Exercise details>
Every line holding the string "peak" should be gathered.

(Rows from a figure dataset)
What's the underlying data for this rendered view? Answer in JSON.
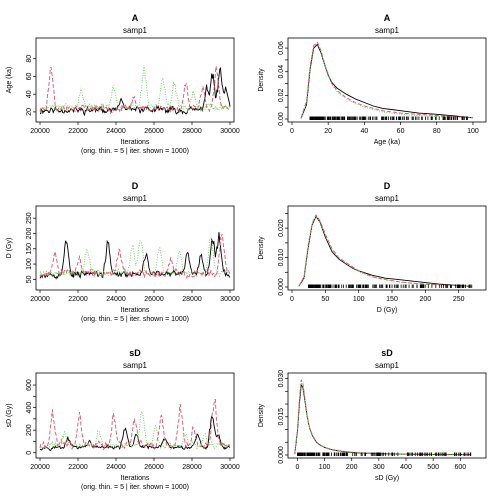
{
  "chart_data": [
    {
      "type": "line",
      "title": "A",
      "subtitle": "samp1",
      "xlabel": "Iterations",
      "xlabel2": "(orig. thin. = 5 | iter. shown = 1000)",
      "ylabel": "Age (ka)",
      "xlim": [
        20000,
        30000
      ],
      "ylim": [
        12,
        100
      ],
      "xticks": [
        20000,
        22000,
        24000,
        26000,
        28000,
        30000
      ],
      "yticks": [
        20,
        40,
        60,
        80
      ],
      "series": [
        {
          "color": "#000000",
          "dash": "",
          "seed": 11,
          "base": 18,
          "peak": 86,
          "bursts": [
            [
              23550,
              25
            ],
            [
              24250,
              40
            ],
            [
              25550,
              28
            ],
            [
              28750,
              58
            ],
            [
              29050,
              82
            ],
            [
              29450,
              85
            ],
            [
              29750,
              60
            ]
          ]
        },
        {
          "color": "#df536b",
          "dash": "4,2",
          "seed": 23,
          "base": 20,
          "peak": 88,
          "bursts": [
            [
              20550,
              85
            ],
            [
              24900,
              44
            ],
            [
              27650,
              65
            ],
            [
              28550,
              58
            ],
            [
              29250,
              88
            ]
          ]
        },
        {
          "color": "#61d04f",
          "dash": "1,1.5",
          "seed": 37,
          "base": 22,
          "peak": 86,
          "bursts": [
            [
              22150,
              52
            ],
            [
              23850,
              58
            ],
            [
              25450,
              86
            ],
            [
              26450,
              70
            ],
            [
              27050,
              62
            ],
            [
              28050,
              50
            ]
          ]
        }
      ]
    },
    {
      "type": "line",
      "title": "A",
      "subtitle": "samp1",
      "xlabel": "Age (ka)",
      "ylabel": "Density",
      "xlim": [
        0,
        105
      ],
      "ylim": [
        0,
        0.066
      ],
      "xticks": [
        0,
        20,
        40,
        60,
        80,
        100
      ],
      "yticks": [
        0.0,
        0.01,
        0.02,
        0.03,
        0.04,
        0.05,
        0.06
      ],
      "ytick_labels": [
        "0.00",
        "",
        "0.02",
        "",
        "0.04",
        "",
        "0.06"
      ],
      "rug_range": [
        10,
        97
      ],
      "series": [
        {
          "color": "#000000",
          "dash": "",
          "x": [
            5,
            8,
            10,
            12,
            14,
            16,
            18,
            20,
            22,
            25,
            30,
            35,
            40,
            45,
            50,
            55,
            60,
            70,
            80,
            90,
            100
          ],
          "y": [
            0.0005,
            0.012,
            0.042,
            0.06,
            0.063,
            0.056,
            0.046,
            0.037,
            0.031,
            0.026,
            0.021,
            0.017,
            0.014,
            0.011,
            0.009,
            0.008,
            0.007,
            0.005,
            0.004,
            0.0025,
            0.001
          ]
        },
        {
          "color": "#df536b",
          "dash": "4,2",
          "x": [
            5,
            8,
            10,
            12,
            14,
            16,
            18,
            20,
            22,
            25,
            30,
            35,
            40,
            45,
            50,
            55,
            60,
            70,
            80,
            90,
            100
          ],
          "y": [
            0.001,
            0.015,
            0.045,
            0.062,
            0.065,
            0.058,
            0.047,
            0.038,
            0.03,
            0.024,
            0.018,
            0.014,
            0.011,
            0.009,
            0.007,
            0.006,
            0.005,
            0.004,
            0.003,
            0.002,
            0.001
          ]
        },
        {
          "color": "#61d04f",
          "dash": "1,1.5",
          "x": [
            5,
            8,
            10,
            12,
            14,
            16,
            18,
            20,
            22,
            25,
            30,
            35,
            40,
            45,
            50,
            55,
            60,
            70,
            80,
            90,
            100
          ],
          "y": [
            0.0005,
            0.013,
            0.043,
            0.061,
            0.064,
            0.057,
            0.046,
            0.036,
            0.029,
            0.023,
            0.017,
            0.013,
            0.01,
            0.008,
            0.006,
            0.005,
            0.004,
            0.003,
            0.002,
            0.0015,
            0.001
          ]
        }
      ]
    },
    {
      "type": "line",
      "title": "D",
      "subtitle": "samp1",
      "xlabel": "Iterations",
      "xlabel2": "(orig. thin. = 5 | iter. shown = 1000)",
      "ylabel": "D (Gy)",
      "xlim": [
        20000,
        30000
      ],
      "ylim": [
        25,
        280
      ],
      "xticks": [
        20000,
        22000,
        24000,
        26000,
        28000,
        30000
      ],
      "yticks": [
        50,
        100,
        150,
        200,
        250
      ],
      "series": [
        {
          "color": "#000000",
          "dash": "",
          "seed": 53,
          "base": 55,
          "peak": 255,
          "bursts": [
            [
              21350,
              225
            ],
            [
              23550,
              210
            ],
            [
              25550,
              175
            ],
            [
              27750,
              180
            ],
            [
              28450,
              170
            ],
            [
              29050,
              265
            ],
            [
              29400,
              250
            ]
          ]
        },
        {
          "color": "#df536b",
          "dash": "4,2",
          "seed": 67,
          "base": 58,
          "peak": 260,
          "bursts": [
            [
              20750,
              190
            ],
            [
              22050,
              150
            ],
            [
              24150,
              180
            ],
            [
              26850,
              150
            ],
            [
              29550,
              260
            ]
          ]
        },
        {
          "color": "#61d04f",
          "dash": "1,1.5",
          "seed": 79,
          "base": 60,
          "peak": 250,
          "bursts": [
            [
              22450,
              200
            ],
            [
              24850,
              190
            ],
            [
              25250,
              245
            ],
            [
              26250,
              200
            ],
            [
              27300,
              170
            ],
            [
              28950,
              230
            ]
          ]
        }
      ]
    },
    {
      "type": "line",
      "title": "D",
      "subtitle": "samp1",
      "xlabel": "D (Gy)",
      "ylabel": "Density",
      "xlim": [
        0,
        285
      ],
      "ylim": [
        0,
        0.0265
      ],
      "xticks": [
        0,
        50,
        100,
        150,
        200,
        250
      ],
      "yticks": [
        0.0,
        0.005,
        0.01,
        0.015,
        0.02,
        0.025
      ],
      "ytick_labels": [
        "0.000",
        "",
        "0.010",
        "",
        "0.020",
        ""
      ],
      "rug_range": [
        25,
        270
      ],
      "series": [
        {
          "color": "#000000",
          "dash": "",
          "x": [
            10,
            18,
            24,
            30,
            36,
            42,
            50,
            60,
            70,
            80,
            90,
            100,
            120,
            140,
            160,
            180,
            200,
            220,
            250,
            270
          ],
          "y": [
            0.0002,
            0.003,
            0.013,
            0.021,
            0.024,
            0.022,
            0.017,
            0.012,
            0.0095,
            0.008,
            0.0065,
            0.0055,
            0.004,
            0.003,
            0.0025,
            0.002,
            0.0015,
            0.001,
            0.0005,
            0.0002
          ]
        },
        {
          "color": "#df536b",
          "dash": "4,2",
          "x": [
            10,
            18,
            24,
            30,
            36,
            42,
            50,
            60,
            70,
            80,
            90,
            100,
            120,
            140,
            160,
            180,
            200,
            220,
            250,
            270
          ],
          "y": [
            0.0002,
            0.0035,
            0.014,
            0.0215,
            0.0245,
            0.0225,
            0.018,
            0.013,
            0.01,
            0.0085,
            0.007,
            0.0055,
            0.0035,
            0.0025,
            0.0018,
            0.0013,
            0.001,
            0.0008,
            0.0005,
            0.0002
          ]
        },
        {
          "color": "#61d04f",
          "dash": "1,1.5",
          "x": [
            10,
            18,
            24,
            30,
            36,
            42,
            50,
            60,
            70,
            80,
            90,
            100,
            120,
            140,
            160,
            180,
            200,
            220,
            250,
            270
          ],
          "y": [
            0.0002,
            0.003,
            0.0135,
            0.021,
            0.0242,
            0.022,
            0.0175,
            0.0125,
            0.0098,
            0.0082,
            0.0067,
            0.0052,
            0.0034,
            0.0024,
            0.0017,
            0.0012,
            0.0009,
            0.0007,
            0.0004,
            0.0002
          ]
        }
      ]
    },
    {
      "type": "line",
      "title": "sD",
      "subtitle": "samp1",
      "xlabel": "Iterations",
      "xlabel2": "(orig. thin. = 5 | iter. shown = 1000)",
      "ylabel": "sD (Gy)",
      "xlim": [
        20000,
        30000
      ],
      "ylim": [
        -20,
        680
      ],
      "xticks": [
        20000,
        22000,
        24000,
        26000,
        28000,
        30000
      ],
      "yticks": [
        0,
        100,
        200,
        300,
        400,
        500,
        600
      ],
      "ytick_labels": [
        "0",
        "",
        "200",
        "",
        "400",
        "",
        "600"
      ],
      "series": [
        {
          "color": "#000000",
          "dash": "",
          "seed": 97,
          "base": 30,
          "peak": 320,
          "bursts": [
            [
              21450,
              170
            ],
            [
              22550,
              130
            ],
            [
              24450,
              300
            ],
            [
              25050,
              210
            ],
            [
              26550,
              170
            ],
            [
              28250,
              220
            ],
            [
              29050,
              480
            ],
            [
              29350,
              200
            ]
          ]
        },
        {
          "color": "#df536b",
          "dash": "4,2",
          "seed": 101,
          "base": 32,
          "peak": 640,
          "bursts": [
            [
              20650,
              480
            ],
            [
              22050,
              440
            ],
            [
              23850,
              460
            ],
            [
              24950,
              390
            ],
            [
              26350,
              430
            ],
            [
              27350,
              530
            ],
            [
              28050,
              300
            ],
            [
              29150,
              640
            ]
          ]
        },
        {
          "color": "#61d04f",
          "dash": "1,1.5",
          "seed": 113,
          "base": 35,
          "peak": 520,
          "bursts": [
            [
              21250,
              230
            ],
            [
              23050,
              250
            ],
            [
              25350,
              520
            ],
            [
              26050,
              280
            ],
            [
              27650,
              230
            ],
            [
              28650,
              260
            ]
          ]
        }
      ]
    },
    {
      "type": "line",
      "title": "sD",
      "subtitle": "samp1",
      "xlabel": "sD (Gy)",
      "ylabel": "Density",
      "xlim": [
        -20,
        680
      ],
      "ylim": [
        0,
        0.031
      ],
      "xticks": [
        0,
        100,
        200,
        300,
        400,
        500,
        600
      ],
      "yticks": [
        0.0,
        0.005,
        0.01,
        0.015,
        0.02,
        0.025,
        0.03
      ],
      "ytick_labels": [
        "0.000",
        "",
        "",
        "0.015",
        "",
        "",
        "0.030"
      ],
      "rug_range": [
        0,
        640
      ],
      "series": [
        {
          "color": "#000000",
          "dash": "",
          "x": [
            -10,
            0,
            8,
            14,
            20,
            28,
            36,
            45,
            55,
            70,
            85,
            100,
            130,
            160,
            200,
            250,
            300,
            400,
            500,
            640
          ],
          "y": [
            0.0003,
            0.009,
            0.021,
            0.0275,
            0.0265,
            0.021,
            0.015,
            0.0105,
            0.0075,
            0.005,
            0.0038,
            0.003,
            0.002,
            0.0015,
            0.001,
            0.0007,
            0.0005,
            0.0003,
            0.0002,
            0.0001
          ]
        },
        {
          "color": "#df536b",
          "dash": "4,2",
          "x": [
            -10,
            0,
            8,
            14,
            20,
            28,
            36,
            45,
            55,
            70,
            85,
            100,
            130,
            160,
            200,
            250,
            300,
            400,
            500,
            640
          ],
          "y": [
            0.0005,
            0.01,
            0.023,
            0.0295,
            0.028,
            0.022,
            0.0155,
            0.0108,
            0.0078,
            0.0052,
            0.0038,
            0.003,
            0.0021,
            0.0016,
            0.0011,
            0.0008,
            0.0006,
            0.0004,
            0.0003,
            0.0002
          ]
        },
        {
          "color": "#61d04f",
          "dash": "1,1.5",
          "x": [
            -10,
            0,
            8,
            14,
            20,
            28,
            36,
            45,
            55,
            70,
            85,
            100,
            130,
            160,
            200,
            250,
            300,
            400,
            500,
            640
          ],
          "y": [
            0.0004,
            0.0095,
            0.022,
            0.0285,
            0.027,
            0.0215,
            0.015,
            0.0104,
            0.0074,
            0.0049,
            0.0036,
            0.0028,
            0.0019,
            0.0014,
            0.001,
            0.0007,
            0.0005,
            0.0003,
            0.0002,
            0.0001
          ]
        }
      ]
    }
  ]
}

Answer to the problem>
          "peak": 86,
          "peak": 88,
          "peak": 86,
          "peak": 255,
          "peak": 260,
          "peak": 250,
          "peak": 320,
          "peak": 640,
          "peak": 520,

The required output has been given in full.